__ABOUT THIS TASK__
From the FIFA Street 3 article, extract the passage starting with "- Cover art" and going on through "Sports branding instead).", copied word for word.

[[ EXTRACT TO READ, beginning ]]

- Cover art featuring Gennaro Gattuso, Ronaldinho, and Peter Crouch
- Developers: EA Canada Exient Entertainment (DS)
- Publisher: EA Sports BIG
- Series: FIFA Street
- Platforms: Xbox 360, PlayStation 3, Nintendo DS
- Release: NA: February 18, 2008; AS: February 18, 2008 (PS3, X360); KOR: February 20, 2008 (PS3, X360); EU: February 22, 2008; AU: February 28, 2008; JP: June 5, 2008 (PS3, X360);
- Genre: Sports
- Modes: Single-player, multiplayer

= FIFA Street 3 =

2008 video game

FIFA Street 3 is an arcade-style sports game for the Xbox 360, PlayStation 3 and Nintendo DS. It is the third game in the FIFA Street series from EA Sports BIG, and is the last title released under the brand. This game was followed up by the 2012 reboot of FIFA Street, but that game does not have EA Sports BIG sub-brand (it uses the standard EA Sports branding instead).

==Gameplay==
The game's emphasis is on arcade-style fun and street football style tricks rather than real-life simulation. The game features more than 250 players from 18 different international teams. Players are identified by unique moves and show off their signature style of play. This enables gamers to experience "all the style and attitude" that is characteristic of street football. Enhancing this stylistic form of play are the exotic locations and interactive environments. Gamers are immersed in a "hyper-real world where players run up walls, environments pulsate to the music, and surroundings explode to life with each goal or trick."

[[ EXTRACT TO READ, end ]]
[[ RECORDS PROVIDED, beginning ]]

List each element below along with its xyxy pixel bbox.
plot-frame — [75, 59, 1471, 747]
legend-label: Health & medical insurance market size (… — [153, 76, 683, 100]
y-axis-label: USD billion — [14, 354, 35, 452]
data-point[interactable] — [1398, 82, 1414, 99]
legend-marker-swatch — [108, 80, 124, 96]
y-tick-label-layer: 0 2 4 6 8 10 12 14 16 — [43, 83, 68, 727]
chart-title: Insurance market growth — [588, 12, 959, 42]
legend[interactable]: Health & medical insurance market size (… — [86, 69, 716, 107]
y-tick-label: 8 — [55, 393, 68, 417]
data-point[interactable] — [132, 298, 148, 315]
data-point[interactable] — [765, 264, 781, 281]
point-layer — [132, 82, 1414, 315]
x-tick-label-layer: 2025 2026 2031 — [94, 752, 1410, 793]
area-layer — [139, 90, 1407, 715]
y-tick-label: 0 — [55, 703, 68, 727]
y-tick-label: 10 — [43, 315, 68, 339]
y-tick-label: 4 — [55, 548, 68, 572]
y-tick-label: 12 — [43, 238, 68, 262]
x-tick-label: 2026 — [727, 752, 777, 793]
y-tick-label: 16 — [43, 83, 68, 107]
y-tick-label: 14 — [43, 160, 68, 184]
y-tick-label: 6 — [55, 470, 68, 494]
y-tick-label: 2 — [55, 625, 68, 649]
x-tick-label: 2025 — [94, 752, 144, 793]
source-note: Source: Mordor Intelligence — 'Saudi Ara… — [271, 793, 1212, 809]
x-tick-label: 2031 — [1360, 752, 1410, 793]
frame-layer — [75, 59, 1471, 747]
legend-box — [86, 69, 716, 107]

[[ RECORDS PROVIDED, end ]]

__ANSWER BELOW__
- Cover art featuring Gennaro Gattuso, Ronaldinho, and Peter Crouch
- Developers: EA Canada Exient Entertainment (DS)
- Publisher: EA Sports BIG
- Series: FIFA Street
- Platforms: Xbox 360, PlayStation 3, Nintendo DS
- Release: NA: February 18, 2008; AS: February 18, 2008 (PS3, X360); KOR: February 20, 2008 (PS3, X360); EU: February 22, 2008; AU: February 28, 2008; JP: June 5, 2008 (PS3, X360);
- Genre: Sports
- Modes: Single-player, multiplayer

= FIFA Street 3 =

2008 video game

FIFA Street 3 is an arcade-style sports game for the Xbox 360, PlayStation 3 and Nintendo DS. It is the third game in the FIFA Street series from EA Sports BIG, and is the last title released under the brand. This game was followed up by the 2012 reboot of FIFA Street, but that game does not have EA Sports BIG sub-brand (it uses the standard EA Sports branding instead).